Requirements
Collect each line of the records containing the string "已知函数".
## Begin Data to process
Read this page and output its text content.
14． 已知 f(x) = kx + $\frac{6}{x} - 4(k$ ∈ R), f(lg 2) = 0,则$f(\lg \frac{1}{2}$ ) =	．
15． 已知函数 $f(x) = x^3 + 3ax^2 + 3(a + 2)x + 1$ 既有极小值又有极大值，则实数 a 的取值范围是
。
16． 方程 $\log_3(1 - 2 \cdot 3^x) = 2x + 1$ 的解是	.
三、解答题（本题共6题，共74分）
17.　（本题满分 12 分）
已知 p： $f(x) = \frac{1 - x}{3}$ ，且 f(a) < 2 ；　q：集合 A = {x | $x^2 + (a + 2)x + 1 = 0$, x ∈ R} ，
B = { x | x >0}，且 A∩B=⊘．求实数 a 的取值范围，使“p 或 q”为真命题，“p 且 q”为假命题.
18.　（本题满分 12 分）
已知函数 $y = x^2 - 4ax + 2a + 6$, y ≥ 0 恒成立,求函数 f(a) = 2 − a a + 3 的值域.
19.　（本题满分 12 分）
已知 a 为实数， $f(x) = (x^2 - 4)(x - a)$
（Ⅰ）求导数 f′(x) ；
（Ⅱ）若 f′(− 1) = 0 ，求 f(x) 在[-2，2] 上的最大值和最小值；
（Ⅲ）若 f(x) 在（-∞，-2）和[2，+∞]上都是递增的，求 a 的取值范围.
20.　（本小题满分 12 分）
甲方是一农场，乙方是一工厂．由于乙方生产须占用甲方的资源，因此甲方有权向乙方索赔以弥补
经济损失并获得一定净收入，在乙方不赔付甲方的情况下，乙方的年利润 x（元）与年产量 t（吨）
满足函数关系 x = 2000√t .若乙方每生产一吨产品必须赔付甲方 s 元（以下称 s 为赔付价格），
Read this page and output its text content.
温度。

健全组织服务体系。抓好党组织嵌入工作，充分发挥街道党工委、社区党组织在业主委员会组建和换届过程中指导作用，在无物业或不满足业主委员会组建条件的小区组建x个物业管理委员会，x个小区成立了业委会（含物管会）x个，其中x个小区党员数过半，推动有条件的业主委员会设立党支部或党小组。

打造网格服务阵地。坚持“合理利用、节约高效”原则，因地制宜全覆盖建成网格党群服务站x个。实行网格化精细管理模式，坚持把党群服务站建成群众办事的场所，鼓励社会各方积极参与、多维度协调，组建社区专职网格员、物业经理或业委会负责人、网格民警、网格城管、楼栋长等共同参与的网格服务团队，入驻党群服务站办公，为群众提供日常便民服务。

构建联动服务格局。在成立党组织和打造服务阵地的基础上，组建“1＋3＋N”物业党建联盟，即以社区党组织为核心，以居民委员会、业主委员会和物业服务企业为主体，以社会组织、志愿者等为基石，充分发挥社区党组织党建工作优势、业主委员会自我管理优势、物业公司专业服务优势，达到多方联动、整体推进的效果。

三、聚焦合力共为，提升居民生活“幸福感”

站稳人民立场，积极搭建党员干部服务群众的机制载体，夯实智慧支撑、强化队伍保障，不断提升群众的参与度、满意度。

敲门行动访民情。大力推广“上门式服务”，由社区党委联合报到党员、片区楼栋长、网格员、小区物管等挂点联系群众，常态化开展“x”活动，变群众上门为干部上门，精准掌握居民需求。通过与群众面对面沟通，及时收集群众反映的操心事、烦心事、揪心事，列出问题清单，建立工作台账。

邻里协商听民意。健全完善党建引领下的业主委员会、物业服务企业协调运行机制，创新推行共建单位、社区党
## End Data to process
## Begin Data to process
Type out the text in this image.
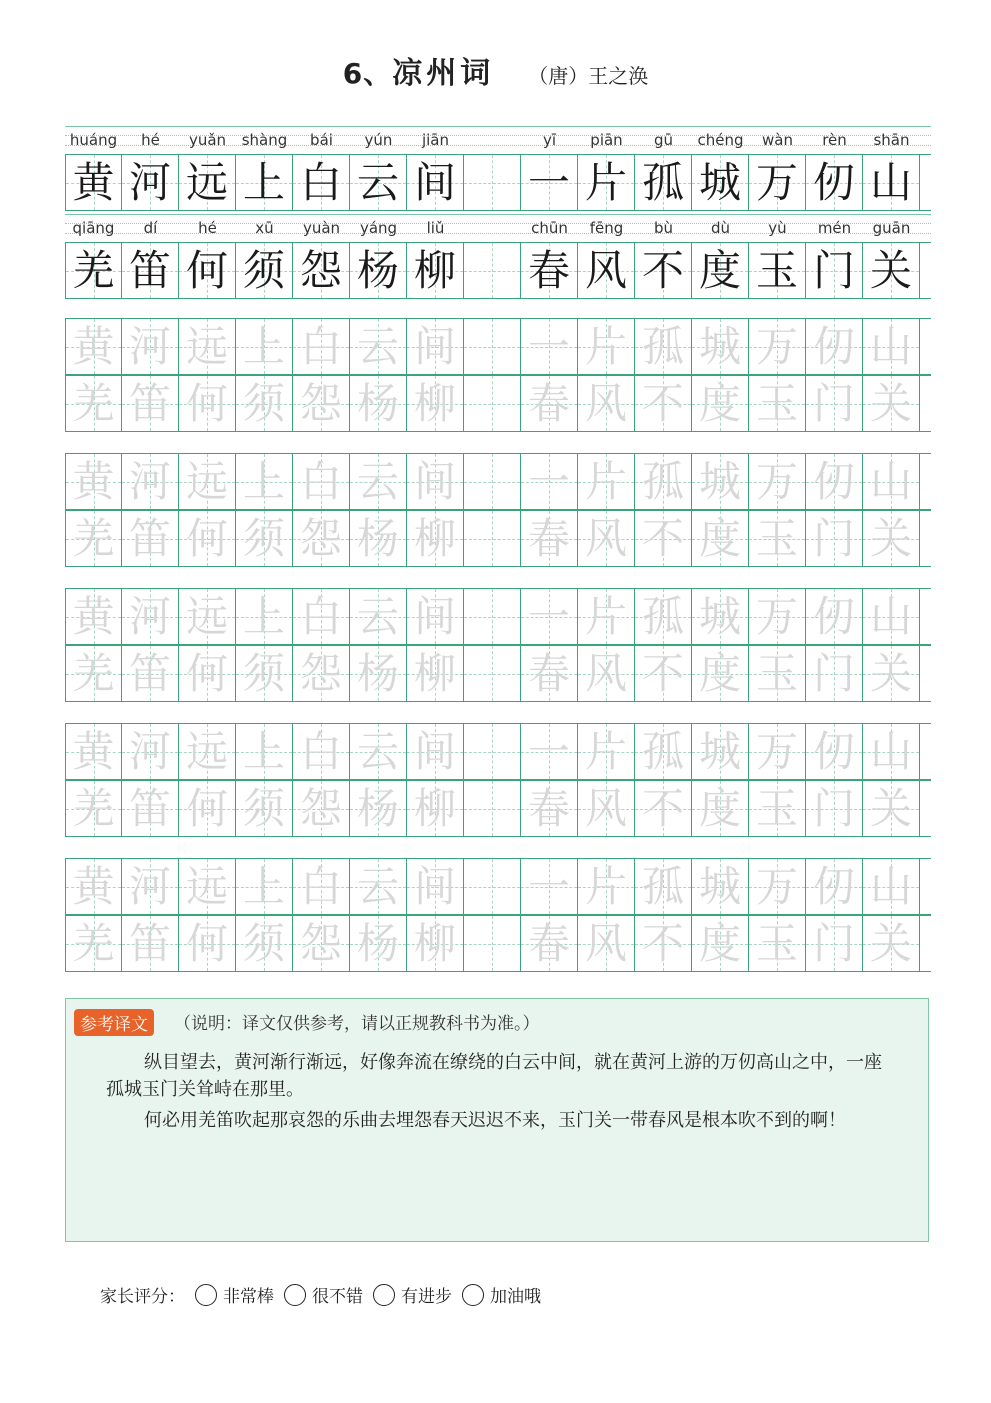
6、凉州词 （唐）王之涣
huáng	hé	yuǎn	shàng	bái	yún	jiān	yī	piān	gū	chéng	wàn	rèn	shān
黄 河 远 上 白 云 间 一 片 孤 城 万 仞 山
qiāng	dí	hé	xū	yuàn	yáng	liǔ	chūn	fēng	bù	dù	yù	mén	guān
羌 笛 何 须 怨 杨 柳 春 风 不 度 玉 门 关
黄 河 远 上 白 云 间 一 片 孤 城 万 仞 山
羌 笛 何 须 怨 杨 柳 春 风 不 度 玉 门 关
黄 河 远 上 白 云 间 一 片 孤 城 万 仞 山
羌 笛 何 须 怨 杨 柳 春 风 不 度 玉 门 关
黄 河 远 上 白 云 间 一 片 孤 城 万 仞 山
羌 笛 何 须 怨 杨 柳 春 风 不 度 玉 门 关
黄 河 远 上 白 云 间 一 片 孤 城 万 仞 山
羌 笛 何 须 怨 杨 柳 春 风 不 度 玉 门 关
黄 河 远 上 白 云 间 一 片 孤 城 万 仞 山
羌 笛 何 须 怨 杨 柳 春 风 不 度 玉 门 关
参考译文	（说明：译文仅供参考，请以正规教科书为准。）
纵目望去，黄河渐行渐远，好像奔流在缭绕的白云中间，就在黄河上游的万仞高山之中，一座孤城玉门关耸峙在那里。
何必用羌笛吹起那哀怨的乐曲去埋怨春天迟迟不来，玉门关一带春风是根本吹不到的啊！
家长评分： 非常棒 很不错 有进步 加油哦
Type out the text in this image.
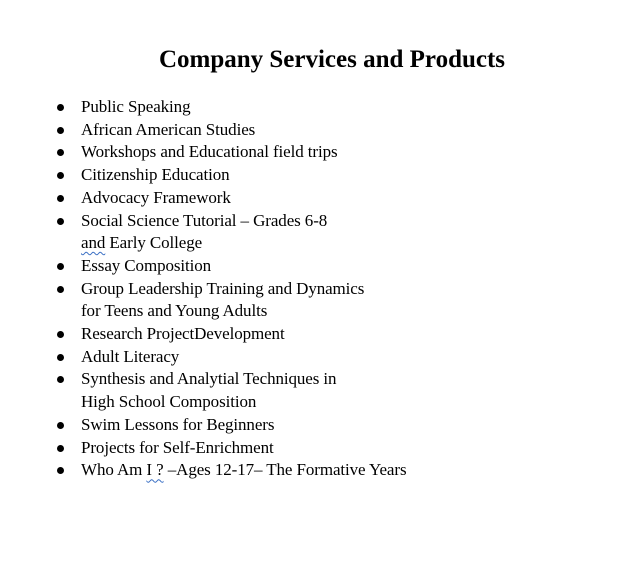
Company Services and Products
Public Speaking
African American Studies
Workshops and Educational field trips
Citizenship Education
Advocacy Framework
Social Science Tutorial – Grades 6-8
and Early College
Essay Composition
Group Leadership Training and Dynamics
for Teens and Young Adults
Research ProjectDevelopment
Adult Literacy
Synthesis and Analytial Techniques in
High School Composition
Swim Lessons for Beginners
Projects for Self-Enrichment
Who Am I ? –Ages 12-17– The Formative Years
## End Data to process
Result of this task
15． 已知函数 $f(x) = x^3 + 3ax^2 + 3(a + 2)x + 1$ 既有极小值又有极大值，则实数 a 的取值范围是
已知函数 $y = x^2 - 4ax + 2a + 6$, y ≥ 0 恒成立,求函数 f(a) = 2 − a a + 3 的值域.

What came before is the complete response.